▶ **Request**: Copy all records verbatim.

▶ **Supplied data**:

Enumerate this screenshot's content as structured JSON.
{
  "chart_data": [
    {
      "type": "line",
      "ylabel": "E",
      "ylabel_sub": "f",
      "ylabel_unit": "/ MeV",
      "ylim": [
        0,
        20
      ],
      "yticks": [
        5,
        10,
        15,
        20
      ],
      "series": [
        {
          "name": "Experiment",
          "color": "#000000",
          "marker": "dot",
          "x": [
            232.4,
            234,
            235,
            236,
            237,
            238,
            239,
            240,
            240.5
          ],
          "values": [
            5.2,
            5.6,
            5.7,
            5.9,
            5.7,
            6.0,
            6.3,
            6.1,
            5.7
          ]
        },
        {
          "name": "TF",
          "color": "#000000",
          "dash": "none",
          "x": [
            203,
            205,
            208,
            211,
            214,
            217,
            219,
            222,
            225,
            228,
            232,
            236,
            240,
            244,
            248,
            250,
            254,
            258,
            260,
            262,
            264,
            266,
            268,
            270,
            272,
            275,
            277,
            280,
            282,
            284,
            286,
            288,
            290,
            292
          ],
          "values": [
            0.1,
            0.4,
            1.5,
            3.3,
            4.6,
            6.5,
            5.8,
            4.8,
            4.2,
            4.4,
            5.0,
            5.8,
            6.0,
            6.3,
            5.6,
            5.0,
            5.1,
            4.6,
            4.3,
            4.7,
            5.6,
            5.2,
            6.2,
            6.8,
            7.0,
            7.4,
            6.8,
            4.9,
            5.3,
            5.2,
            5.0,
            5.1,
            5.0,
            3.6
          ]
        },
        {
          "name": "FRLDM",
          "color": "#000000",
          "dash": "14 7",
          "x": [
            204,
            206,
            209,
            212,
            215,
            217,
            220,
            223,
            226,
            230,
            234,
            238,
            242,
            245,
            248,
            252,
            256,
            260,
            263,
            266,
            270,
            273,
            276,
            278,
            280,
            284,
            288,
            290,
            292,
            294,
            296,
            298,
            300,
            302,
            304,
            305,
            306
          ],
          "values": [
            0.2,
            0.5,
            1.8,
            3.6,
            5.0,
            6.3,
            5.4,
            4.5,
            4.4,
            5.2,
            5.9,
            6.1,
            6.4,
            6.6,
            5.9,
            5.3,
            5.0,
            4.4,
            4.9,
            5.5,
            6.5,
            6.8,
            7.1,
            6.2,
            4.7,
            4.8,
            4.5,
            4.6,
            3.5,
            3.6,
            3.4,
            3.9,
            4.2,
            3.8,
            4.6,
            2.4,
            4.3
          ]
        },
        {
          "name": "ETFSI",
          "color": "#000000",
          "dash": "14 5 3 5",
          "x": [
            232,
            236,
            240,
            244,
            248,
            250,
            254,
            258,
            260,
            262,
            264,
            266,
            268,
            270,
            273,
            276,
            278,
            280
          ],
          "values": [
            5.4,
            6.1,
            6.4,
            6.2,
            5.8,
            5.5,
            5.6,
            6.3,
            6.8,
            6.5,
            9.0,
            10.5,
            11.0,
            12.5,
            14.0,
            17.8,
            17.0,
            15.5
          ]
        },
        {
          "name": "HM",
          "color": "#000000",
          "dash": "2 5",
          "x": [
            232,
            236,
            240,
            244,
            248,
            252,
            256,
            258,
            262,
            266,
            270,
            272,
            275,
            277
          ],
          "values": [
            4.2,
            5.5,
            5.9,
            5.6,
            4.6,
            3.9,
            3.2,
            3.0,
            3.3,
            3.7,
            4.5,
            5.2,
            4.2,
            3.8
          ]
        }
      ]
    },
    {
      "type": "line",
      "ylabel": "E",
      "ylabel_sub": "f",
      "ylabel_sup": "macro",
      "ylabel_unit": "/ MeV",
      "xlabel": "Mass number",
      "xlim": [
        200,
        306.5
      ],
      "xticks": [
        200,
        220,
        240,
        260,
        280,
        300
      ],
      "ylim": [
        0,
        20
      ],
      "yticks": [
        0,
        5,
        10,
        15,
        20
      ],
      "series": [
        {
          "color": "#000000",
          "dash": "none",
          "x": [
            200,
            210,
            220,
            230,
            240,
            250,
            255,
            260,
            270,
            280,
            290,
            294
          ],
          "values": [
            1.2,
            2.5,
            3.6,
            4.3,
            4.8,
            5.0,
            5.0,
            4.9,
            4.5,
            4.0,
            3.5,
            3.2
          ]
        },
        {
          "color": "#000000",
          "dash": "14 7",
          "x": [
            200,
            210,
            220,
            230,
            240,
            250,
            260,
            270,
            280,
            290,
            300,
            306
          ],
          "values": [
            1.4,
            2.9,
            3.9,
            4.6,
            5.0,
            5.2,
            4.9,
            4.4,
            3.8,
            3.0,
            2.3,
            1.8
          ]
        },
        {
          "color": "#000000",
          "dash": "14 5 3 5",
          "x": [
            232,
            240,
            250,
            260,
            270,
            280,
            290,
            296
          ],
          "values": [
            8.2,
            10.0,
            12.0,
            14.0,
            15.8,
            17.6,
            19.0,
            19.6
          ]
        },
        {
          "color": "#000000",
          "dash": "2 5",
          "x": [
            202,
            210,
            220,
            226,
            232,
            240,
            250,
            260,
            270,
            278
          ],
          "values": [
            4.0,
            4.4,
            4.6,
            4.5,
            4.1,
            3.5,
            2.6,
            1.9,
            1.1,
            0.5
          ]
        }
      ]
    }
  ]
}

▶ **Completed task**:
Enumerate this screenshot's content as structured JSON.
{
  "chart_data": [
    {
      "type": "line",
      "ylabel": "E",
      "ylabel_sub": "f",
      "ylabel_unit": "/ MeV",
      "ylim": [
        0,
        20
      ],
      "yticks": [
        5,
        10,
        15,
        20
      ],
      "series": [
        {
          "name": "Experiment",
          "color": "#000000",
          "marker": "dot",
          "x": [
            232.4,
            234,
            235,
            236,
            237,
            238,
            239,
            240,
            240.5
          ],
          "values": [
            5.2,
            5.6,
            5.7,
            5.9,
            5.7,
            6.0,
            6.3,
            6.1,
            5.7
          ]
        },
        {
          "name": "TF",
          "color": "#000000",
          "dash": "none",
          "x": [
            203,
            205,
            208,
            211,
            214,
            217,
            219,
            222,
            225,
            228,
            232,
            236,
            240,
            244,
            248,
            250,
            254,
            258,
            260,
            262,
            264,
            266,
            268,
            270,
            272,
            275,
            277,
            280,
            282,
            284,
            286,
            288,
            290,
            292
          ],
          "values": [
            0.1,
            0.4,
            1.5,
            3.3,
            4.6,
            6.5,
            5.8,
            4.8,
            4.2,
            4.4,
            5.0,
            5.8,
            6.0,
            6.3,
            5.6,
            5.0,
            5.1,
            4.6,
            4.3,
            4.7,
            5.6,
            5.2,
            6.2,
            6.8,
            7.0,
            7.4,
            6.8,
            4.9,
            5.3,
            5.2,
            5.0,
            5.1,
            5.0,
            3.6
          ]
        },
        {
          "name": "FRLDM",
          "color": "#000000",
          "dash": "14 7",
          "x": [
            204,
            206,
            209,
            212,
            215,
            217,
            220,
            223,
            226,
            230,
            234,
            238,
            242,
            245,
            248,
            252,
            256,
            260,
            263,
            266,
            270,
            273,
            276,
            278,
            280,
            284,
            288,
            290,
            292,
            294,
            296,
            298,
            300,
            302,
            304,
            305,
            306
          ],
          "values": [
            0.2,
            0.5,
            1.8,
            3.6,
            5.0,
            6.3,
            5.4,
            4.5,
            4.4,
            5.2,
            5.9,
            6.1,
            6.4,
            6.6,
            5.9,
            5.3,
            5.0,
            4.4,
            4.9,
            5.5,
            6.5,
            6.8,
            7.1,
            6.2,
            4.7,
            4.8,
            4.5,
            4.6,
            3.5,
            3.6,
            3.4,
            3.9,
            4.2,
            3.8,
            4.6,
            2.4,
            4.3
          ]
        },
        {
          "name": "ETFSI",
          "color": "#000000",
          "dash": "14 5 3 5",
          "x": [
            232,
            236,
            240,
            244,
            248,
            250,
            254,
            258,
            260,
            262,
            264,
            266,
            268,
            270,
            273,
            276,
            278,
            280
          ],
          "values": [
            5.4,
            6.1,
            6.4,
            6.2,
            5.8,
            5.5,
            5.6,
            6.3,
            6.8,
            6.5,
            9.0,
            10.5,
            11.0,
            12.5,
            14.0,
            17.8,
            17.0,
            15.5
          ]
        },
        {
          "name": "HM",
          "color": "#000000",
          "dash": "2 5",
          "x": [
            232,
            236,
            240,
            244,
            248,
            252,
            256,
            258,
            262,
            266,
            270,
            272,
            275,
            277
          ],
          "values": [
            4.2,
            5.5,
            5.9,
            5.6,
            4.6,
            3.9,
            3.2,
            3.0,
            3.3,
            3.7,
            4.5,
            5.2,
            4.2,
            3.8
          ]
        }
      ]
    },
    {
      "type": "line",
      "ylabel": "E",
      "ylabel_sub": "f",
      "ylabel_sup": "macro",
      "ylabel_unit": "/ MeV",
      "xlabel": "Mass number",
      "xlim": [
        200,
        306.5
      ],
      "xticks": [
        200,
        220,
        240,
        260,
        280,
        300
      ],
      "ylim": [
        0,
        20
      ],
      "yticks": [
        0,
        5,
        10,
        15,
        20
      ],
      "series": [
        {
          "color": "#000000",
          "dash": "none",
          "x": [
            200,
            210,
            220,
            230,
            240,
            250,
            255,
            260,
            270,
            280,
            290,
            294
          ],
          "values": [
            1.2,
            2.5,
            3.6,
            4.3,
            4.8,
            5.0,
            5.0,
            4.9,
            4.5,
            4.0,
            3.5,
            3.2
          ]
        },
        {
          "color": "#000000",
          "dash": "14 7",
          "x": [
            200,
            210,
            220,
            230,
            240,
            250,
            260,
            270,
            280,
            290,
            300,
            306
          ],
          "values": [
            1.4,
            2.9,
            3.9,
            4.6,
            5.0,
            5.2,
            4.9,
            4.4,
            3.8,
            3.0,
            2.3,
            1.8
          ]
        },
        {
          "color": "#000000",
          "dash": "14 5 3 5",
          "x": [
            232,
            240,
            250,
            260,
            270,
            280,
            290,
            296
          ],
          "values": [
            8.2,
            10.0,
            12.0,
            14.0,
            15.8,
            17.6,
            19.0,
            19.6
          ]
        },
        {
          "color": "#000000",
          "dash": "2 5",
          "x": [
            202,
            210,
            220,
            226,
            232,
            240,
            250,
            260,
            270,
            278
          ],
          "values": [
            4.0,
            4.4,
            4.6,
            4.5,
            4.1,
            3.5,
            2.6,
            1.9,
            1.1,
            0.5
          ]
        }
      ]
    }
  ]
}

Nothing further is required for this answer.